Objective>
Each entry below is to be extracted exactly.
* START Items *
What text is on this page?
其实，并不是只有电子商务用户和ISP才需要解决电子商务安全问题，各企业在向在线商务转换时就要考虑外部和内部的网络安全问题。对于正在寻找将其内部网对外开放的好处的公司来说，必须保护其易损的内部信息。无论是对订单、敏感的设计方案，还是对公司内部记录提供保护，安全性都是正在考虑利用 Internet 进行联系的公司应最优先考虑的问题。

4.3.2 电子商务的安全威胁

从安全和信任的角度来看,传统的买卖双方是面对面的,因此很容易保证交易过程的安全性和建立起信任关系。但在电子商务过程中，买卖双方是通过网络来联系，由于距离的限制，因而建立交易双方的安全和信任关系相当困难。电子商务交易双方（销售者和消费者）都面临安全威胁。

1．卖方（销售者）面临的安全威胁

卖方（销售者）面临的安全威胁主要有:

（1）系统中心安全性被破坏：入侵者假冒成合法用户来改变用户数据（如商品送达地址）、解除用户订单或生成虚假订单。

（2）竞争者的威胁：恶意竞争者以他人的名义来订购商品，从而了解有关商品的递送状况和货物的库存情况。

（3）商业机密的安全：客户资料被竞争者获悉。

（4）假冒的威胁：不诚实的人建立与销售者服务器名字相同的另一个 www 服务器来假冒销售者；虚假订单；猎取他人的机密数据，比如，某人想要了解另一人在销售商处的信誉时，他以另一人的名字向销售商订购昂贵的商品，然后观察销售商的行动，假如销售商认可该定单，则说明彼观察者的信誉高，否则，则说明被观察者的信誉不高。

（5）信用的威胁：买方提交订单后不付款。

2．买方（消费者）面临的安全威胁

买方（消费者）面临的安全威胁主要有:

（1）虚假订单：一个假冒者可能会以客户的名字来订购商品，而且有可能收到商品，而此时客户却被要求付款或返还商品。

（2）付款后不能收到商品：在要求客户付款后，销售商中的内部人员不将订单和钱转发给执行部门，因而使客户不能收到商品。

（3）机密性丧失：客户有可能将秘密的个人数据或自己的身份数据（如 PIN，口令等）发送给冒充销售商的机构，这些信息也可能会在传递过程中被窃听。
* END Items *
Answer to this problem>
What text is on this page?
其实，并不是只有电子商务用户和ISP才需要解决电子商务安全问题，各企业在向在线商务转换时就要考虑外部和内部的网络安全问题。对于正在寻找将其内部网对外开放的好处的公司来说，必须保护其易损的内部信息。无论是对订单、敏感的设计方案，还是对公司内部记录提供保护，安全性都是正在考虑利用 Internet 进行联系的公司应最优先考虑的问题。

4.3.2 电子商务的安全威胁

从安全和信任的角度来看,传统的买卖双方是面对面的,因此很容易保证交易过程的安全性和建立起信任关系。但在电子商务过程中，买卖双方是通过网络来联系，由于距离的限制，因而建立交易双方的安全和信任关系相当困难。电子商务交易双方（销售者和消费者）都面临安全威胁。

1．卖方（销售者）面临的安全威胁

卖方（销售者）面临的安全威胁主要有:

（1）系统中心安全性被破坏：入侵者假冒成合法用户来改变用户数据（如商品送达地址）、解除用户订单或生成虚假订单。

（2）竞争者的威胁：恶意竞争者以他人的名义来订购商品，从而了解有关商品的递送状况和货物的库存情况。

（3）商业机密的安全：客户资料被竞争者获悉。

（4）假冒的威胁：不诚实的人建立与销售者服务器名字相同的另一个 www 服务器来假冒销售者；虚假订单；猎取他人的机密数据，比如，某人想要了解另一人在销售商处的信誉时，他以另一人的名字向销售商订购昂贵的商品，然后观察销售商的行动，假如销售商认可该定单，则说明彼观察者的信誉高，否则，则说明被观察者的信誉不高。

（5）信用的威胁：买方提交订单后不付款。

2．买方（消费者）面临的安全威胁

买方（消费者）面临的安全威胁主要有:

（1）虚假订单：一个假冒者可能会以客户的名字来订购商品，而且有可能收到商品，而此时客户却被要求付款或返还商品。

（2）付款后不能收到商品：在要求客户付款后，销售商中的内部人员不将订单和钱转发给执行部门，因而使客户不能收到商品。

（3）机密性丧失：客户有可能将秘密的个人数据或自己的身份数据（如 PIN，口令等）发送给冒充销售商的机构，这些信息也可能会在传递过程中被窃听。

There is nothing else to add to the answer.